**PROMPT:** Wherever the word "name" shows up in a line, please copy that line.

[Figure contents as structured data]
++++++++++++++++++++

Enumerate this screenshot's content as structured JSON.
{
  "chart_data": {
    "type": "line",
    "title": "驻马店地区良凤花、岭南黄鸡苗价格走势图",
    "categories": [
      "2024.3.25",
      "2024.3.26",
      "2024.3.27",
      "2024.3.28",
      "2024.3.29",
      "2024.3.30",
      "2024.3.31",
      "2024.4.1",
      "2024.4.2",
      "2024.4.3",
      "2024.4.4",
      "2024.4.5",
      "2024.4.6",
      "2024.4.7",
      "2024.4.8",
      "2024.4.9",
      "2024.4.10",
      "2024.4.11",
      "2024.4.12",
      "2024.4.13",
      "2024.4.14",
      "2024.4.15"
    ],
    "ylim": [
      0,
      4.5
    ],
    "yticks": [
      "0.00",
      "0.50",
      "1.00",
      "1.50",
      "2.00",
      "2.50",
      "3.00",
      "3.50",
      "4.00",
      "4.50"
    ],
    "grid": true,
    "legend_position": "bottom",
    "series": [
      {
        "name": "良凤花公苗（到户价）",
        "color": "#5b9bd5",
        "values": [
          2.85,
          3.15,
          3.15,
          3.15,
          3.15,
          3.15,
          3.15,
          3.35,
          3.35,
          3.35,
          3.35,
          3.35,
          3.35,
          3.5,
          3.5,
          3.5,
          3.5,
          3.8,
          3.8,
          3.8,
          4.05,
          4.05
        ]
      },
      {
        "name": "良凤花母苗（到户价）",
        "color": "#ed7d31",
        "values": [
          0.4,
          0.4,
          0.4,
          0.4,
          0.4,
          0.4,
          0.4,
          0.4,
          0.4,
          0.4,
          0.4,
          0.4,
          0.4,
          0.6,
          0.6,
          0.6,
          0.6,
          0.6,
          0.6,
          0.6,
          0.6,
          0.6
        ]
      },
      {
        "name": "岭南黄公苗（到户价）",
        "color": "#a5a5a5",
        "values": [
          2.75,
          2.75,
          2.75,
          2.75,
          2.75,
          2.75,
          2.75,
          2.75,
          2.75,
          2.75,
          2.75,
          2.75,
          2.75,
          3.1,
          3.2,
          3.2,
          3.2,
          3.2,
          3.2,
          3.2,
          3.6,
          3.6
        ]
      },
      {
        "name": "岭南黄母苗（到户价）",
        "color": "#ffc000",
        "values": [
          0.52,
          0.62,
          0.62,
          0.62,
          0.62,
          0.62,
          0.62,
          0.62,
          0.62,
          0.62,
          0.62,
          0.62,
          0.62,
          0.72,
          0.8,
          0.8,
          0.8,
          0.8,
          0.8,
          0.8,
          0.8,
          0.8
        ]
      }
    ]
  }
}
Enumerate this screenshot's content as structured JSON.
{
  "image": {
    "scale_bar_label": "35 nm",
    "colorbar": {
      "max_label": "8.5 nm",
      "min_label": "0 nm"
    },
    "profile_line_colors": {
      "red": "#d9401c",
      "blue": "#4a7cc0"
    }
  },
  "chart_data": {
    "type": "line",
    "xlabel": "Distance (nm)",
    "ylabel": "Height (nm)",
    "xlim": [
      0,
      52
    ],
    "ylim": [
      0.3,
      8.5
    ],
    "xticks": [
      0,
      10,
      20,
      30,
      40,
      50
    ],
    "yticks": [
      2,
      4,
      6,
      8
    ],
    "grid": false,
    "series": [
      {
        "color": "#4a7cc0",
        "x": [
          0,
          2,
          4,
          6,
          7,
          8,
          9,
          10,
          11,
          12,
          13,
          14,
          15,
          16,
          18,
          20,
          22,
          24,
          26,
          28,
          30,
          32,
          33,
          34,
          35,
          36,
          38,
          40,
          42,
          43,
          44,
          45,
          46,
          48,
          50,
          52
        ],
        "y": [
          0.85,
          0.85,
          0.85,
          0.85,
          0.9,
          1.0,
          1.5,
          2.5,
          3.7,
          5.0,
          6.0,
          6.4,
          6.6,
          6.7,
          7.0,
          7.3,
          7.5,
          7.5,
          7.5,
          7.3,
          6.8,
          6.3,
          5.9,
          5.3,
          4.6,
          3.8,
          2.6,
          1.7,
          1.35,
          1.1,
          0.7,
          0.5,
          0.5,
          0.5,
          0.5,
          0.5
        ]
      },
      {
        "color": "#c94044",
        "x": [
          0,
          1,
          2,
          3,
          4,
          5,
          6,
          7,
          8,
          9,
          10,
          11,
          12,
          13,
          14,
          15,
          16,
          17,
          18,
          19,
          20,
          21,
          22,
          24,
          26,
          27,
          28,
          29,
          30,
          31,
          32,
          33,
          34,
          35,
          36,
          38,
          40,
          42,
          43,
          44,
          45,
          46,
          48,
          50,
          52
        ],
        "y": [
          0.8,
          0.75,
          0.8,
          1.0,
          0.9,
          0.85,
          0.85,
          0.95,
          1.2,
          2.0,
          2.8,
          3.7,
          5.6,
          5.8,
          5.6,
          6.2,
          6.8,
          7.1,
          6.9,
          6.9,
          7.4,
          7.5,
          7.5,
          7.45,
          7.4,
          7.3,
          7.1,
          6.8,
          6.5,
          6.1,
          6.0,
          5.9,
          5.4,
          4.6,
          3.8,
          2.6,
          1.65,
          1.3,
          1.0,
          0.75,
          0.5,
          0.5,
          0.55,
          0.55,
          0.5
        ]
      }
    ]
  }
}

++++++++++++++++++++

**RESPONSE:**
        "name": "良凤花公苗（到户价）",
        "name": "良凤花母苗（到户价）",
        "name": "岭南黄公苗（到户价）",
        "name": "岭南黄母苗（到户价）",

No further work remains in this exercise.